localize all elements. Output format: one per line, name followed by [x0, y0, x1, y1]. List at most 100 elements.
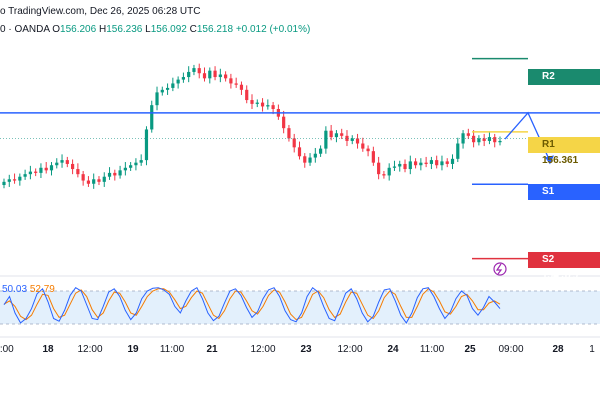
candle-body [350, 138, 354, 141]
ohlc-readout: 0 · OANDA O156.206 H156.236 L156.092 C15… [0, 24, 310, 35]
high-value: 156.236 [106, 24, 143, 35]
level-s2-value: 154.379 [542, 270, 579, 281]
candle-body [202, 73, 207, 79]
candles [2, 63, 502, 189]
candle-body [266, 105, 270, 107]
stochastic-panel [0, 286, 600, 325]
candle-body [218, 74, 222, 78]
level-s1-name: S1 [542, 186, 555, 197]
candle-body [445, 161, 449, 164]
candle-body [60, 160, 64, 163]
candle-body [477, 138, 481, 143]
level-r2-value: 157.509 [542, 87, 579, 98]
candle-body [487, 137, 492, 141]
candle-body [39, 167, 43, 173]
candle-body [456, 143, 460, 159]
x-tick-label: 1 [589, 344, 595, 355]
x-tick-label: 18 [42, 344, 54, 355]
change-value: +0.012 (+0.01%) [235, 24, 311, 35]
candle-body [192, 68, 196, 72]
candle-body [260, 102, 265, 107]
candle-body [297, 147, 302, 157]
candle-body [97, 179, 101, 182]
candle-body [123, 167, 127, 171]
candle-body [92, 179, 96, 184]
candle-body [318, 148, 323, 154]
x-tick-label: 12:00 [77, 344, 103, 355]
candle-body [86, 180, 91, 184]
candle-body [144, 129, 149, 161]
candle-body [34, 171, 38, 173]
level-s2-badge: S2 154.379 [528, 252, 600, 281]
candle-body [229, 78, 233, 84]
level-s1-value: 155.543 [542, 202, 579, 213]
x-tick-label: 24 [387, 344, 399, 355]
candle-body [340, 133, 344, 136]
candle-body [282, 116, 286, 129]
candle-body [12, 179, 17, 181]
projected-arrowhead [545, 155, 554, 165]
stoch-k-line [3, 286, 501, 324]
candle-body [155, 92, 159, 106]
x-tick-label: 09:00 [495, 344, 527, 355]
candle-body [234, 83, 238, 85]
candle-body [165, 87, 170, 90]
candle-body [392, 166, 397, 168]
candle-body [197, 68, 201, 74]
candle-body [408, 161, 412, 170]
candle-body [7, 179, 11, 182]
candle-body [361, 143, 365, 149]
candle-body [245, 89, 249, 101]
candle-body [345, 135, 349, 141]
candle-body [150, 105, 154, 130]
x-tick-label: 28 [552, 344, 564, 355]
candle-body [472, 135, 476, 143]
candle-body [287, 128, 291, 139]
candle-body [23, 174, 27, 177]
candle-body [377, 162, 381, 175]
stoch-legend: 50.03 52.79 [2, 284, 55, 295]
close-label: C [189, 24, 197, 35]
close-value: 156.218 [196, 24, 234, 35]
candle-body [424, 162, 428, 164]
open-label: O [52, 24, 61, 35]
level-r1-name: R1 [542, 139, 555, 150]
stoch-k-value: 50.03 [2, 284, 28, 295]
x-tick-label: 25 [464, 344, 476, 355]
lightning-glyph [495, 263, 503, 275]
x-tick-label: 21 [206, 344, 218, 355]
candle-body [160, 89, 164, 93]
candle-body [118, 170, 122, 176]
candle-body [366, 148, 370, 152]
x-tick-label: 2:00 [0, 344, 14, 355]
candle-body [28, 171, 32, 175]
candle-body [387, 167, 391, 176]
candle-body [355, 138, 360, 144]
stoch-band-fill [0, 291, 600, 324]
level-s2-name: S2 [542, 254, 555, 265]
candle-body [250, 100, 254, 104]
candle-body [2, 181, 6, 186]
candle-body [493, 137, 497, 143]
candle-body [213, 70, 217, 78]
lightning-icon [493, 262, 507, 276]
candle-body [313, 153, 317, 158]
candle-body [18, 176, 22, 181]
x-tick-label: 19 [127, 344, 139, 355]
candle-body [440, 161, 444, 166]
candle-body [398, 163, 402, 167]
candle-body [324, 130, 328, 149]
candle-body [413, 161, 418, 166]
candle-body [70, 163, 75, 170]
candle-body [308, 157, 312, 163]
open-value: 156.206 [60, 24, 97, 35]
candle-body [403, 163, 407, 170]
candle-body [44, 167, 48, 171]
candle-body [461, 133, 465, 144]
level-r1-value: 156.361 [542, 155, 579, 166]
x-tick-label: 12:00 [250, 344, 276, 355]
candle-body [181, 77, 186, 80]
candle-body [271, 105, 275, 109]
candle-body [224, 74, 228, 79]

----

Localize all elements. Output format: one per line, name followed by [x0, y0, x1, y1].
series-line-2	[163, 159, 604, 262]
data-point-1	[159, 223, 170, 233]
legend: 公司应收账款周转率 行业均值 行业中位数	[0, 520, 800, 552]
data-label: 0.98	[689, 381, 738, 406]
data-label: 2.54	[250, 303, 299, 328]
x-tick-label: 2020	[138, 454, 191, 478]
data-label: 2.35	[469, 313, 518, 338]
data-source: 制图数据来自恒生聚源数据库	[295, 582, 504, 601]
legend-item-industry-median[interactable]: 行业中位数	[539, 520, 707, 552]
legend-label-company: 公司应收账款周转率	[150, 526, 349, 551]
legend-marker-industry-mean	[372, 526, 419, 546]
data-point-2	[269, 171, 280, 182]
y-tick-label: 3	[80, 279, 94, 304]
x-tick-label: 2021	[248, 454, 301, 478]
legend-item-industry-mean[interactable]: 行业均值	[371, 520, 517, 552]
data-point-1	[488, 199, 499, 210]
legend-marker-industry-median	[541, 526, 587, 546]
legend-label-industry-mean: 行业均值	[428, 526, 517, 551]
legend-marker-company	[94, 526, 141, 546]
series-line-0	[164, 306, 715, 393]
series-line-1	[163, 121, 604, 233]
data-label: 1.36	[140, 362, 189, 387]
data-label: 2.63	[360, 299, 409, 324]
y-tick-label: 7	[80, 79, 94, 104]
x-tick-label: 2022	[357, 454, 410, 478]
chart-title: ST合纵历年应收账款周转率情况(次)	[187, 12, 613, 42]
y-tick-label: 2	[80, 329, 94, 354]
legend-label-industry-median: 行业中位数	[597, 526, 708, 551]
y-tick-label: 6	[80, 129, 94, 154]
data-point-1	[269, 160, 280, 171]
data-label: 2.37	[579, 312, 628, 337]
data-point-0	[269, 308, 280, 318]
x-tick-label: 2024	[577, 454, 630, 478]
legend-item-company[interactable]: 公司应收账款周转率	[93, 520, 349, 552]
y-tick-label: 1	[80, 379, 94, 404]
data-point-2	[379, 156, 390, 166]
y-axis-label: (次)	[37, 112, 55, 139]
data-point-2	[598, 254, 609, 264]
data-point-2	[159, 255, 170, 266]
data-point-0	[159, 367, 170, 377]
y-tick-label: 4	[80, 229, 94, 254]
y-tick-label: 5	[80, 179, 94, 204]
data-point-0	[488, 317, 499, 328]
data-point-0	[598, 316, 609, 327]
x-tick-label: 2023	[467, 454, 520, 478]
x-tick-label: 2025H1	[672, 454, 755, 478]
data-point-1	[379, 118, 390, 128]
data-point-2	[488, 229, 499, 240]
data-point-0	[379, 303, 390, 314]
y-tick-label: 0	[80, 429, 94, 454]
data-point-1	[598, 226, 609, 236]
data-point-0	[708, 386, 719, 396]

----

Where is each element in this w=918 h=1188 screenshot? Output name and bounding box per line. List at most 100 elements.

----

Copy everything from the line containing "y1]. List at most 100 elements." down to the line containing "candle-body [34, 171, 38, 173]", both included, and omit the pictures.

localize all elements. Output format: one per line, name followed by [x0, y0, x1, y1]. List at most 100 elements.
candle-body [350, 138, 354, 141]
ohlc-readout: 0 · OANDA O156.206 H156.236 L156.092 C15… [0, 24, 310, 35]
high-value: 156.236 [106, 24, 143, 35]
level-s2-value: 154.379 [542, 270, 579, 281]
candle-body [202, 73, 207, 79]
candles [2, 63, 502, 189]
candle-body [266, 105, 270, 107]
stochastic-panel [0, 286, 600, 325]
candle-body [218, 74, 222, 78]
level-s1-name: S1 [542, 186, 555, 197]
candle-body [445, 161, 449, 164]
candle-body [60, 160, 64, 163]
candle-body [477, 138, 481, 143]
level-r2-value: 157.509 [542, 87, 579, 98]
candle-body [487, 137, 492, 141]
candle-body [39, 167, 43, 173]
candle-body [456, 143, 460, 159]
x-tick-label: 1 [589, 344, 595, 355]
x-tick-label: 18 [42, 344, 54, 355]
change-value: +0.012 (+0.01%) [235, 24, 311, 35]
candle-body [192, 68, 196, 72]
candle-body [260, 102, 265, 107]
candle-body [297, 147, 302, 157]
candle-body [97, 179, 101, 182]
candle-body [123, 167, 127, 171]
candle-body [92, 179, 96, 184]
candle-body [318, 148, 323, 154]
x-tick-label: 12:00 [77, 344, 103, 355]
candle-body [86, 180, 91, 184]
candle-body [144, 129, 149, 161]
candle-body [34, 171, 38, 173]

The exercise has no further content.